begin

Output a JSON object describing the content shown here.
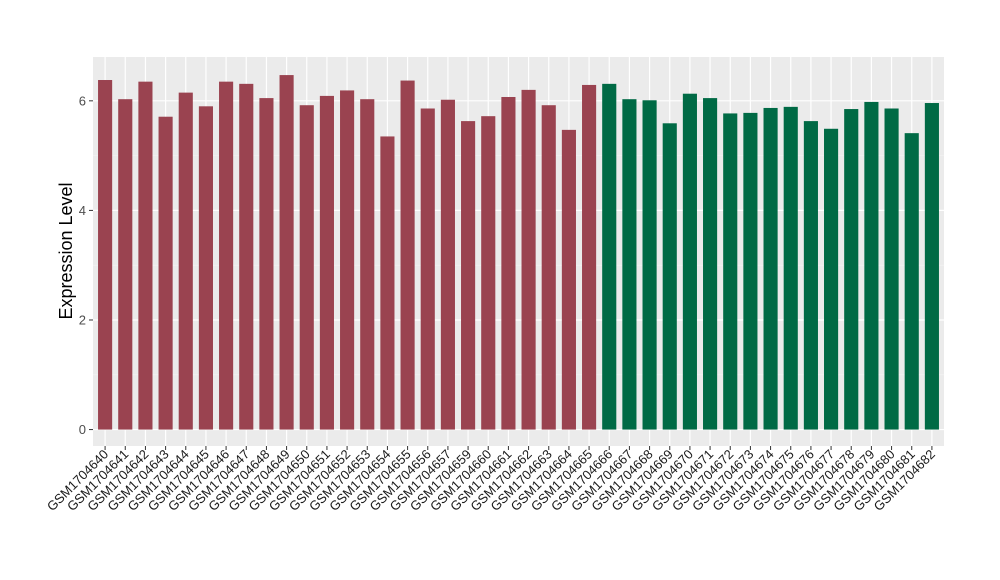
{
  "chart_data": {
    "type": "bar",
    "title": "",
    "xlabel": "",
    "ylabel": "Expression Level",
    "ylim": [
      -0.3,
      6.8
    ],
    "yticks": [
      0,
      2,
      4,
      6
    ],
    "grid": true,
    "background": "#ebebeb",
    "gridline_color": "#ffffff",
    "categories": [
      "GSM1704640",
      "GSM1704641",
      "GSM1704642",
      "GSM1704643",
      "GSM1704644",
      "GSM1704645",
      "GSM1704646",
      "GSM1704647",
      "GSM1704648",
      "GSM1704649",
      "GSM1704650",
      "GSM1704651",
      "GSM1704652",
      "GSM1704653",
      "GSM1704654",
      "GSM1704655",
      "GSM1704656",
      "GSM1704657",
      "GSM1704659",
      "GSM1704660",
      "GSM1704661",
      "GSM1704662",
      "GSM1704663",
      "GSM1704664",
      "GSM1704665",
      "GSM1704666",
      "GSM1704667",
      "GSM1704668",
      "GSM1704669",
      "GSM1704670",
      "GSM1704671",
      "GSM1704672",
      "GSM1704673",
      "GSM1704674",
      "GSM1704675",
      "GSM1704676",
      "GSM1704677",
      "GSM1704678",
      "GSM1704679",
      "GSM1704680",
      "GSM1704681",
      "GSM1704682"
    ],
    "values": [
      6.38,
      6.03,
      6.35,
      5.71,
      6.15,
      5.9,
      6.35,
      6.31,
      6.05,
      6.47,
      5.92,
      6.09,
      6.19,
      6.03,
      5.35,
      6.37,
      5.86,
      6.02,
      5.63,
      5.72,
      6.07,
      6.2,
      5.92,
      5.47,
      6.29,
      6.31,
      6.03,
      6.01,
      5.59,
      6.13,
      6.05,
      5.77,
      5.78,
      5.87,
      5.89,
      5.63,
      5.49,
      5.85,
      5.98,
      5.86,
      5.41,
      5.96
    ],
    "colors": [
      "#9a4350",
      "#9a4350",
      "#9a4350",
      "#9a4350",
      "#9a4350",
      "#9a4350",
      "#9a4350",
      "#9a4350",
      "#9a4350",
      "#9a4350",
      "#9a4350",
      "#9a4350",
      "#9a4350",
      "#9a4350",
      "#9a4350",
      "#9a4350",
      "#9a4350",
      "#9a4350",
      "#9a4350",
      "#9a4350",
      "#9a4350",
      "#9a4350",
      "#9a4350",
      "#9a4350",
      "#9a4350",
      "#006a45",
      "#006a45",
      "#006a45",
      "#006a45",
      "#006a45",
      "#006a45",
      "#006a45",
      "#006a45",
      "#006a45",
      "#006a45",
      "#006a45",
      "#006a45",
      "#006a45",
      "#006a45",
      "#006a45",
      "#006a45",
      "#006a45"
    ]
  }
}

end

• _YOUR INSTRUCTIONS_
Leave the pictures out and write out every entry exactly as given.

• _SOLUTION TO THIS PROBLEM_
Output a JSON object describing the content shown here.
{
  "chart_data": {
    "type": "bar",
    "title": "",
    "xlabel": "",
    "ylabel": "Expression Level",
    "ylim": [
      -0.3,
      6.8
    ],
    "yticks": [
      0,
      2,
      4,
      6
    ],
    "grid": true,
    "background": "#ebebeb",
    "gridline_color": "#ffffff",
    "categories": [
      "GSM1704640",
      "GSM1704641",
      "GSM1704642",
      "GSM1704643",
      "GSM1704644",
      "GSM1704645",
      "GSM1704646",
      "GSM1704647",
      "GSM1704648",
      "GSM1704649",
      "GSM1704650",
      "GSM1704651",
      "GSM1704652",
      "GSM1704653",
      "GSM1704654",
      "GSM1704655",
      "GSM1704656",
      "GSM1704657",
      "GSM1704659",
      "GSM1704660",
      "GSM1704661",
      "GSM1704662",
      "GSM1704663",
      "GSM1704664",
      "GSM1704665",
      "GSM1704666",
      "GSM1704667",
      "GSM1704668",
      "GSM1704669",
      "GSM1704670",
      "GSM1704671",
      "GSM1704672",
      "GSM1704673",
      "GSM1704674",
      "GSM1704675",
      "GSM1704676",
      "GSM1704677",
      "GSM1704678",
      "GSM1704679",
      "GSM1704680",
      "GSM1704681",
      "GSM1704682"
    ],
    "values": [
      6.38,
      6.03,
      6.35,
      5.71,
      6.15,
      5.9,
      6.35,
      6.31,
      6.05,
      6.47,
      5.92,
      6.09,
      6.19,
      6.03,
      5.35,
      6.37,
      5.86,
      6.02,
      5.63,
      5.72,
      6.07,
      6.2,
      5.92,
      5.47,
      6.29,
      6.31,
      6.03,
      6.01,
      5.59,
      6.13,
      6.05,
      5.77,
      5.78,
      5.87,
      5.89,
      5.63,
      5.49,
      5.85,
      5.98,
      5.86,
      5.41,
      5.96
    ],
    "colors": [
      "#9a4350",
      "#9a4350",
      "#9a4350",
      "#9a4350",
      "#9a4350",
      "#9a4350",
      "#9a4350",
      "#9a4350",
      "#9a4350",
      "#9a4350",
      "#9a4350",
      "#9a4350",
      "#9a4350",
      "#9a4350",
      "#9a4350",
      "#9a4350",
      "#9a4350",
      "#9a4350",
      "#9a4350",
      "#9a4350",
      "#9a4350",
      "#9a4350",
      "#9a4350",
      "#9a4350",
      "#9a4350",
      "#006a45",
      "#006a45",
      "#006a45",
      "#006a45",
      "#006a45",
      "#006a45",
      "#006a45",
      "#006a45",
      "#006a45",
      "#006a45",
      "#006a45",
      "#006a45",
      "#006a45",
      "#006a45",
      "#006a45",
      "#006a45",
      "#006a45"
    ]
  }
}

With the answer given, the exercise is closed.